Show, in full, each line of the data that contains "este".
╭──
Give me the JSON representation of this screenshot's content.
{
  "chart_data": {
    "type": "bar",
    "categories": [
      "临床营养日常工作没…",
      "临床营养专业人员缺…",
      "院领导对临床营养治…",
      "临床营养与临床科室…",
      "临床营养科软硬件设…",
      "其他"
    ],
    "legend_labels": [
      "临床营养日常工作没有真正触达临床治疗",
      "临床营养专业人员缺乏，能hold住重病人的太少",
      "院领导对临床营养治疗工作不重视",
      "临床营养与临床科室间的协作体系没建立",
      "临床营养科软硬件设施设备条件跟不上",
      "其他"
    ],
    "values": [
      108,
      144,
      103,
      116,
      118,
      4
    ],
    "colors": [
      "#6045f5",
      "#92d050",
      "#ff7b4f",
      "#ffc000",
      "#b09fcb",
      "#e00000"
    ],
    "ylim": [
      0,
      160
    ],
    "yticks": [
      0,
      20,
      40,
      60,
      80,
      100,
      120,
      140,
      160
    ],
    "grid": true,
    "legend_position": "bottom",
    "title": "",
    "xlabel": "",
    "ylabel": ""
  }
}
╰──
╭──
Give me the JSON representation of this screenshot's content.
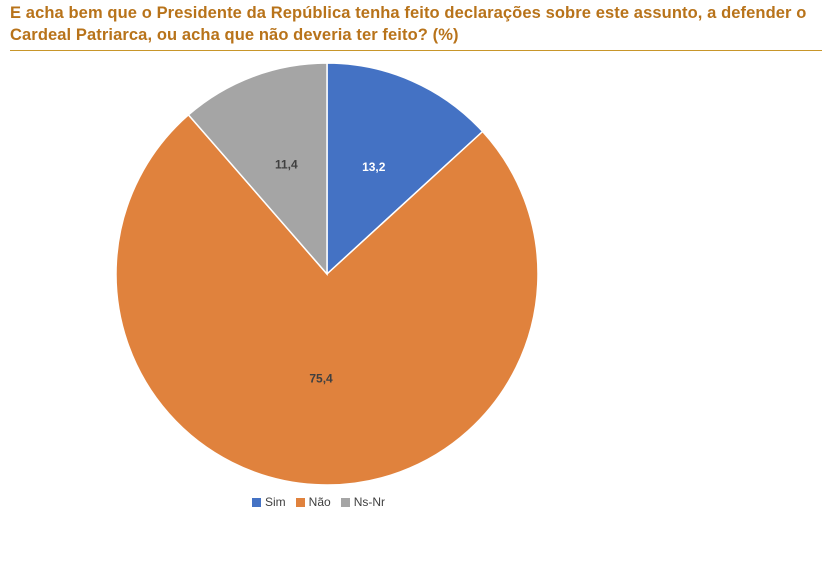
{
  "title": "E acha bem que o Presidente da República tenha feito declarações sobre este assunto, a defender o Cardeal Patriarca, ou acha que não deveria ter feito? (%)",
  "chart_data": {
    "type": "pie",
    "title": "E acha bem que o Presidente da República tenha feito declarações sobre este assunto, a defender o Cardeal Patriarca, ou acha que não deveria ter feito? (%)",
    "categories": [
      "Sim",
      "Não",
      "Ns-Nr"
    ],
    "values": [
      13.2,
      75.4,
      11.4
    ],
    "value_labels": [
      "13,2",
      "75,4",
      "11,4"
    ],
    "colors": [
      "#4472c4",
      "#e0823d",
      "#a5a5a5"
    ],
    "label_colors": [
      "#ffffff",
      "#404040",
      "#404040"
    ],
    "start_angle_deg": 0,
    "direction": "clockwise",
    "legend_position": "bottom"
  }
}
╰──
EXERCISE OUTPUT
  "title": "E acha bem que o Presidente da República tenha feito declarações sobre este assunto, a defender o Cardeal Patriarca, ou acha que não deveria ter feito? (%)",
    "title": "E acha bem que o Presidente da República tenha feito declarações sobre este assunto, a defender o Cardeal Patriarca, ou acha que não deveria ter feito? (%)",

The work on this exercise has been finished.